Goal of the exercise: Every record must appear in your copy exactly as written, with no pictures.

»»

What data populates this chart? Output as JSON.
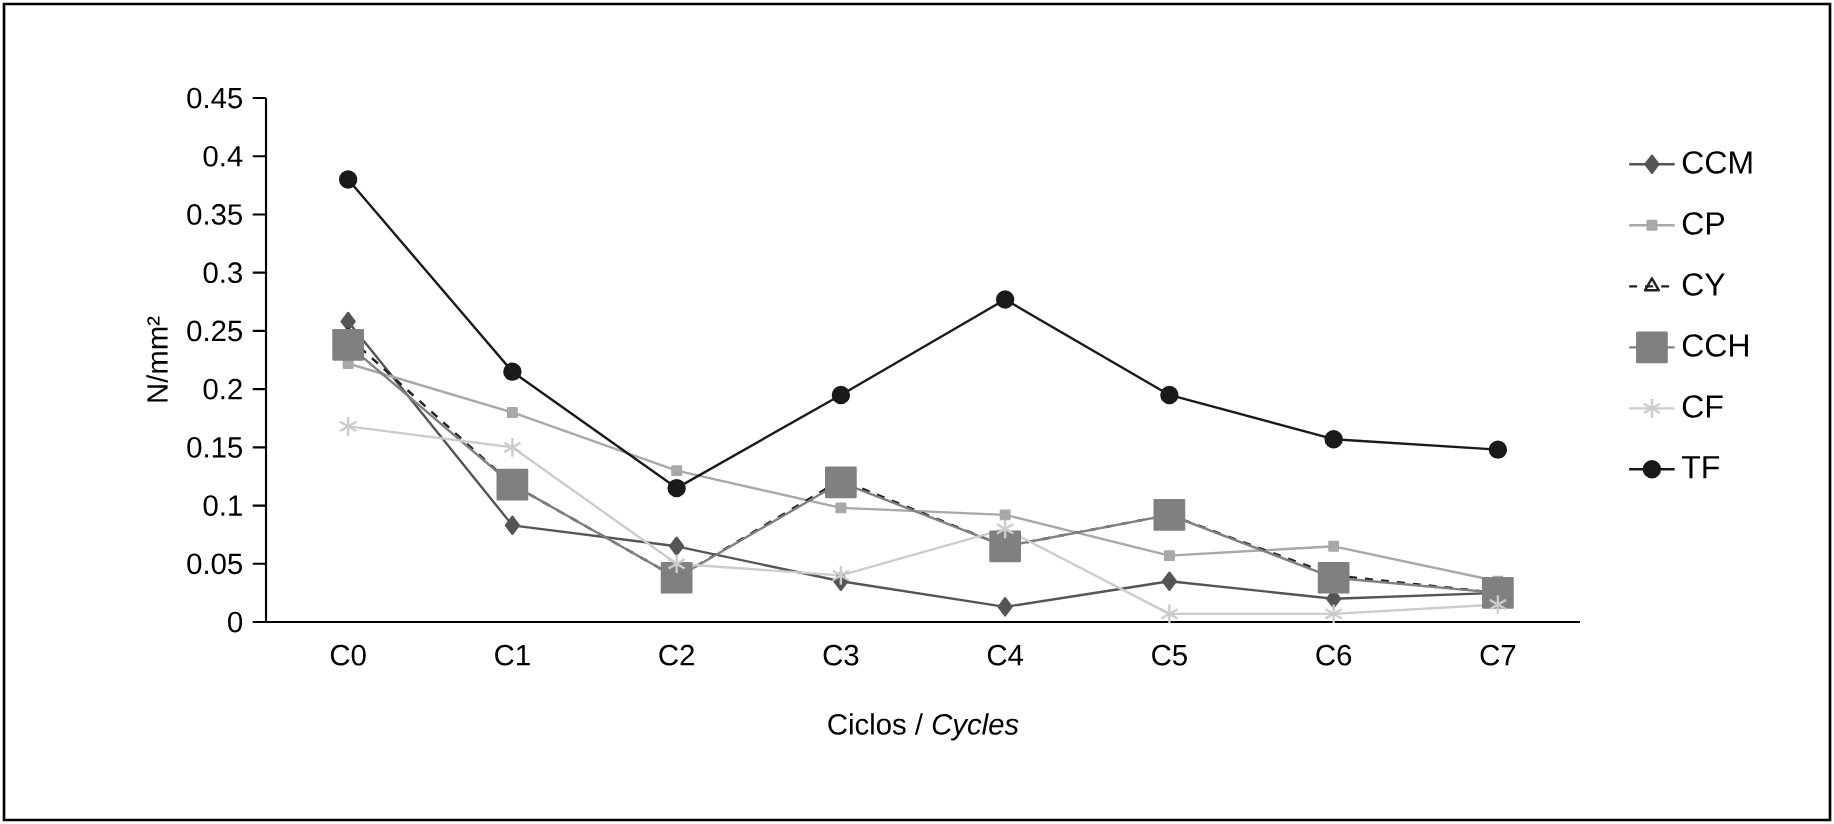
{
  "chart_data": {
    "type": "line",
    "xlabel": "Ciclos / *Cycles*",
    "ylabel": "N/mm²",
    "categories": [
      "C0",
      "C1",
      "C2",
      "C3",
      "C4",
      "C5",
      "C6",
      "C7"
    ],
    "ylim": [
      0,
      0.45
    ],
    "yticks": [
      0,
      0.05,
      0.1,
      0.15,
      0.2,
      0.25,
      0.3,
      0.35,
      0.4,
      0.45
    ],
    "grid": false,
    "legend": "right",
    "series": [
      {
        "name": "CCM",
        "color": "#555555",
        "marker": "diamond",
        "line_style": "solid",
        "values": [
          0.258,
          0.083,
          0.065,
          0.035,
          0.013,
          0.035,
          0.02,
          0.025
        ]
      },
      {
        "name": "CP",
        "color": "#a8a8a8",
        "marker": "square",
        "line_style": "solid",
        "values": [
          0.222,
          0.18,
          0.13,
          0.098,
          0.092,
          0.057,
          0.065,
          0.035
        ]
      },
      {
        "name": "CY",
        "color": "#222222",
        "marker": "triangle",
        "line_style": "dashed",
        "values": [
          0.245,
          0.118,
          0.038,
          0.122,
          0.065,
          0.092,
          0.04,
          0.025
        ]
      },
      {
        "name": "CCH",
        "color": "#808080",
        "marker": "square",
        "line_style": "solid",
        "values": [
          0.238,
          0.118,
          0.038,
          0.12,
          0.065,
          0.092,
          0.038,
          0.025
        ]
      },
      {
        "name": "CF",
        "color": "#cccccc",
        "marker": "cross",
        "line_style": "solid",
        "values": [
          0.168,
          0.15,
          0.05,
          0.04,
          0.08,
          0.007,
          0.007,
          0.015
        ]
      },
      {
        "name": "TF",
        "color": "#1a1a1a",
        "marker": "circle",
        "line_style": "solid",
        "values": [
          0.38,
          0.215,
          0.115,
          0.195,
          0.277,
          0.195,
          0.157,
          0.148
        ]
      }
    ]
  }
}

««

Solution to this task:
What data populates this chart? Output as JSON.
{
  "chart_data": {
    "type": "line",
    "xlabel": "Ciclos / *Cycles*",
    "ylabel": "N/mm²",
    "categories": [
      "C0",
      "C1",
      "C2",
      "C3",
      "C4",
      "C5",
      "C6",
      "C7"
    ],
    "ylim": [
      0,
      0.45
    ],
    "yticks": [
      0,
      0.05,
      0.1,
      0.15,
      0.2,
      0.25,
      0.3,
      0.35,
      0.4,
      0.45
    ],
    "grid": false,
    "legend": "right",
    "series": [
      {
        "name": "CCM",
        "color": "#555555",
        "marker": "diamond",
        "line_style": "solid",
        "values": [
          0.258,
          0.083,
          0.065,
          0.035,
          0.013,
          0.035,
          0.02,
          0.025
        ]
      },
      {
        "name": "CP",
        "color": "#a8a8a8",
        "marker": "square",
        "line_style": "solid",
        "values": [
          0.222,
          0.18,
          0.13,
          0.098,
          0.092,
          0.057,
          0.065,
          0.035
        ]
      },
      {
        "name": "CY",
        "color": "#222222",
        "marker": "triangle",
        "line_style": "dashed",
        "values": [
          0.245,
          0.118,
          0.038,
          0.122,
          0.065,
          0.092,
          0.04,
          0.025
        ]
      },
      {
        "name": "CCH",
        "color": "#808080",
        "marker": "square",
        "line_style": "solid",
        "values": [
          0.238,
          0.118,
          0.038,
          0.12,
          0.065,
          0.092,
          0.038,
          0.025
        ]
      },
      {
        "name": "CF",
        "color": "#cccccc",
        "marker": "cross",
        "line_style": "solid",
        "values": [
          0.168,
          0.15,
          0.05,
          0.04,
          0.08,
          0.007,
          0.007,
          0.015
        ]
      },
      {
        "name": "TF",
        "color": "#1a1a1a",
        "marker": "circle",
        "line_style": "solid",
        "values": [
          0.38,
          0.215,
          0.115,
          0.195,
          0.277,
          0.195,
          0.157,
          0.148
        ]
      }
    ]
  }
}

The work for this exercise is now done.